Look for "отличающаяся" in each line of the entries, and return the matching lines.

## Extracted material
════════════════════

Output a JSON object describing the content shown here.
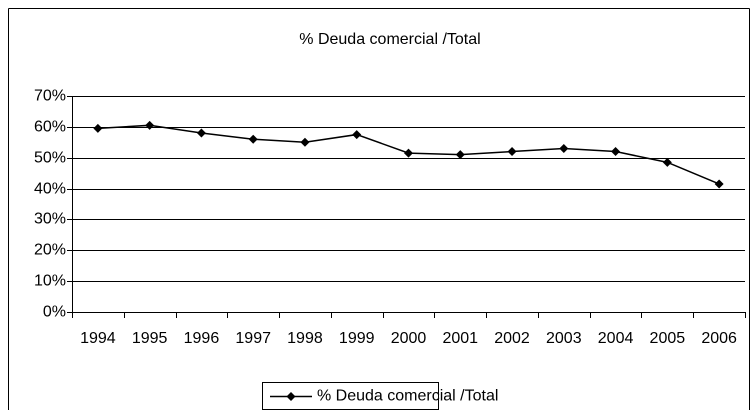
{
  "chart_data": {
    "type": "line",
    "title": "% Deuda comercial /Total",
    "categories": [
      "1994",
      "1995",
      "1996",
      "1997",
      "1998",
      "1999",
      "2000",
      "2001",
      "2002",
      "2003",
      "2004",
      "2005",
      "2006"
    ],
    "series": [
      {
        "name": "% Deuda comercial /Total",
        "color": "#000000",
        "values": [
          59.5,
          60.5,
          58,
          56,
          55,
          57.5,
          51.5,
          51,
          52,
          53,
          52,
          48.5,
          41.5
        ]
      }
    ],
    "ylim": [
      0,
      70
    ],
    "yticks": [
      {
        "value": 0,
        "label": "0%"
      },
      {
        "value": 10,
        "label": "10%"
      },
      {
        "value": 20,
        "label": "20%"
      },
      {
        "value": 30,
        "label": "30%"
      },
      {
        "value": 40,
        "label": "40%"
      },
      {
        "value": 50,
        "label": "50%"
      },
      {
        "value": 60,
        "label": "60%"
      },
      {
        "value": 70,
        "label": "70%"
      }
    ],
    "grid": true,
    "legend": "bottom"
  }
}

════════════════════

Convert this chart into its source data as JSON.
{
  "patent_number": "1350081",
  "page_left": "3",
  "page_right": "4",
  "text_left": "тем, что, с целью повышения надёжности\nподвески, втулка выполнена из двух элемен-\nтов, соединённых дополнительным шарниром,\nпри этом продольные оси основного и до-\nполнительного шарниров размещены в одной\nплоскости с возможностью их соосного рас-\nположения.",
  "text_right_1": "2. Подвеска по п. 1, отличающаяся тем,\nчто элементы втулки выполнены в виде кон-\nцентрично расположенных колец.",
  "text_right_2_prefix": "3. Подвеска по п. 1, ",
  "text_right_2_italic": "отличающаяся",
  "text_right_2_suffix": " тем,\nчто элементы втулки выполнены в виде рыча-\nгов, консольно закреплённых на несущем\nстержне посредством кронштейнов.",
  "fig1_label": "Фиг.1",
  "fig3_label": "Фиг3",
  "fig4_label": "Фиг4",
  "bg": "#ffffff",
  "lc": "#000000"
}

════════════════════

## The answer
  "text_right_1": "2. Подвеска по п. 1, отличающаяся тем,\nчто элементы втулки выполнены в виде кон-\nцентрично расположенных колец.",
  "text_right_2_italic": "отличающаяся",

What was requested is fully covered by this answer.